§ Objective: Every entry below should be transcribed exactly; pictures stay out of the copy.

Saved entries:
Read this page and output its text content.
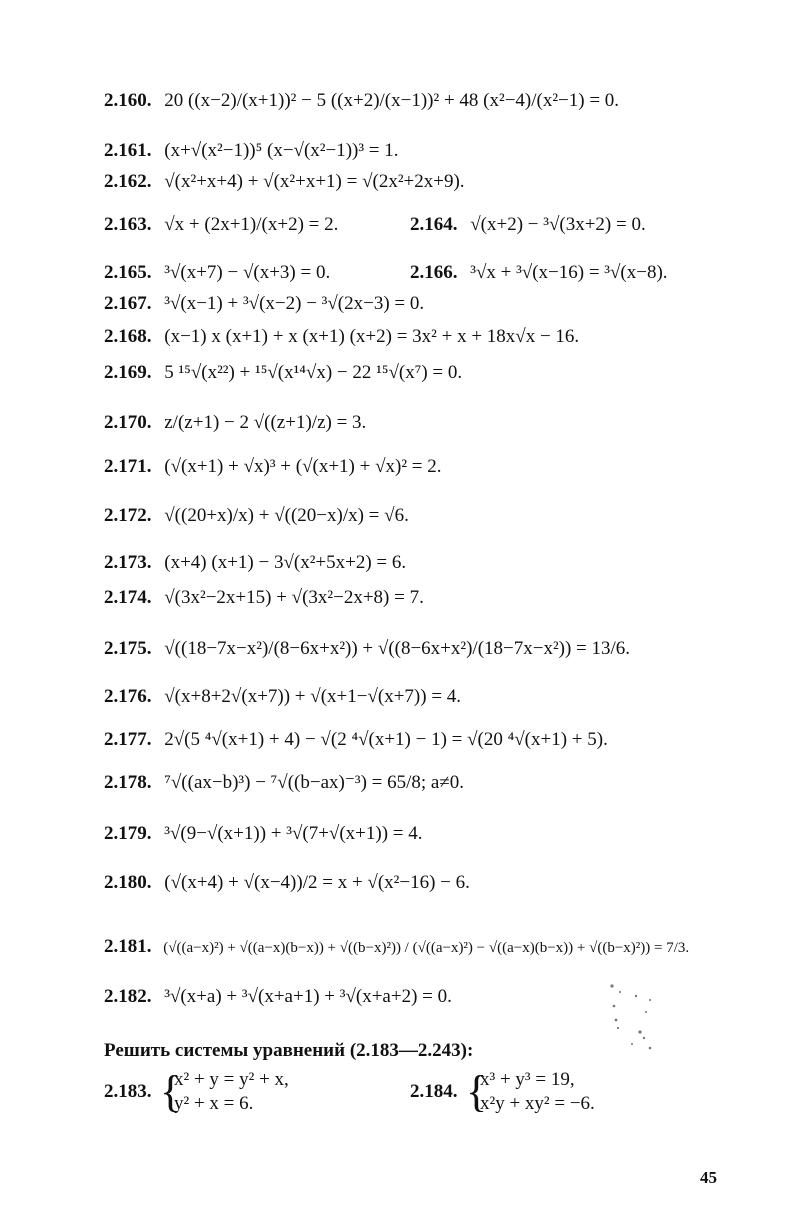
2.160. 20 ((x−2)/(x+1))² − 5 ((x+2)/(x−1))² + 48 (x²−4)/(x²−1) = 0.
2.161. (x+√(x²−1))⁵ (x−√(x²−1))³ = 1.
2.162. √(x²+x+4) + √(x²+x+1) = √(2x²+2x+9).
2.163. √x + (2x+1)/(x+2) = 2.	2.164. √(x+2) − ³√(3x+2) = 0.
2.165. ³√(x+7) − √(x+3) = 0.	2.166. ³√x + ³√(x−16) = ³√(x−8).
2.167. ³√(x−1) + ³√(x−2) − ³√(2x−3) = 0.
2.168. (x−1) x (x+1) + x (x+1) (x+2) = 3x² + x + 18x√x − 16.
2.169. 5 ¹⁵√(x²²) + ¹⁵√(x¹⁴√x) − 22 ¹⁵√(x⁷) = 0.
2.170. z/(z+1) − 2 √((z+1)/z) = 3.
2.171. (√(x+1) + √x)³ + (√(x+1) + √x)² = 2.
2.172. √((20+x)/x) + √((20−x)/x) = √6.
2.173. (x+4) (x+1) − 3√(x²+5x+2) = 6.
2.174. √(3x²−2x+15) + √(3x²−2x+8) = 7.
2.175. √((18−7x−x²)/(8−6x+x²)) + √((8−6x+x²)/(18−7x−x²)) = 13/6.
2.176. √(x+8+2√(x+7)) + √(x+1−√(x+7)) = 4.
2.177. 2√(5 ⁴√(x+1) + 4) − √(2 ⁴√(x+1) − 1) = √(20 ⁴√(x+1) + 5).
2.178. ⁷√((ax−b)³) − ⁷√((b−ax)⁻³) = 65/8; a≠0.
2.179. ³√(9−√(x+1)) + ³√(7+√(x+1)) = 4.
2.180. (√(x+4) + √(x−4))/2 = x + √(x²−16) − 6.
2.181. (√((a−x)²) + √((a−x)(b−x)) + √((b−x)²)) / (√((a−x)²) − √((a−x)(b−x)) + √((b−x)²)) = 7/3.
2.182. ³√(x+a) + ³√(x+a+1) + ³√(x+a+2) = 0.
Решить системы уравнений (2.183—2.243):
2.183. {
x² + y = y² + x,
y² + x = 6.
2.184. {
x³ + y³ = 19,
x²y + xy² = −6.
45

§ Task result:
Read this page and output its text content.
2.160. 20 ((x−2)/(x+1))² − 5 ((x+2)/(x−1))² + 48 (x²−4)/(x²−1) = 0.
2.161. (x+√(x²−1))⁵ (x−√(x²−1))³ = 1.
2.162. √(x²+x+4) + √(x²+x+1) = √(2x²+2x+9).
2.163. √x + (2x+1)/(x+2) = 2.	2.164. √(x+2) − ³√(3x+2) = 0.
2.165. ³√(x+7) − √(x+3) = 0.	2.166. ³√x + ³√(x−16) = ³√(x−8).
2.167. ³√(x−1) + ³√(x−2) − ³√(2x−3) = 0.
2.168. (x−1) x (x+1) + x (x+1) (x+2) = 3x² + x + 18x√x − 16.
2.169. 5 ¹⁵√(x²²) + ¹⁵√(x¹⁴√x) − 22 ¹⁵√(x⁷) = 0.
2.170. z/(z+1) − 2 √((z+1)/z) = 3.
2.171. (√(x+1) + √x)³ + (√(x+1) + √x)² = 2.
2.172. √((20+x)/x) + √((20−x)/x) = √6.
2.173. (x+4) (x+1) − 3√(x²+5x+2) = 6.
2.174. √(3x²−2x+15) + √(3x²−2x+8) = 7.
2.175. √((18−7x−x²)/(8−6x+x²)) + √((8−6x+x²)/(18−7x−x²)) = 13/6.
2.176. √(x+8+2√(x+7)) + √(x+1−√(x+7)) = 4.
2.177. 2√(5 ⁴√(x+1) + 4) − √(2 ⁴√(x+1) − 1) = √(20 ⁴√(x+1) + 5).
2.178. ⁷√((ax−b)³) − ⁷√((b−ax)⁻³) = 65/8; a≠0.
2.179. ³√(9−√(x+1)) + ³√(7+√(x+1)) = 4.
2.180. (√(x+4) + √(x−4))/2 = x + √(x²−16) − 6.
2.181. (√((a−x)²) + √((a−x)(b−x)) + √((b−x)²)) / (√((a−x)²) − √((a−x)(b−x)) + √((b−x)²)) = 7/3.
2.182. ³√(x+a) + ³√(x+a+1) + ³√(x+a+2) = 0.
Решить системы уравнений (2.183—2.243):
2.183. {
x² + y = y² + x,
y² + x = 6.
2.184. {
x³ + y³ = 19,
x²y + xy² = −6.
45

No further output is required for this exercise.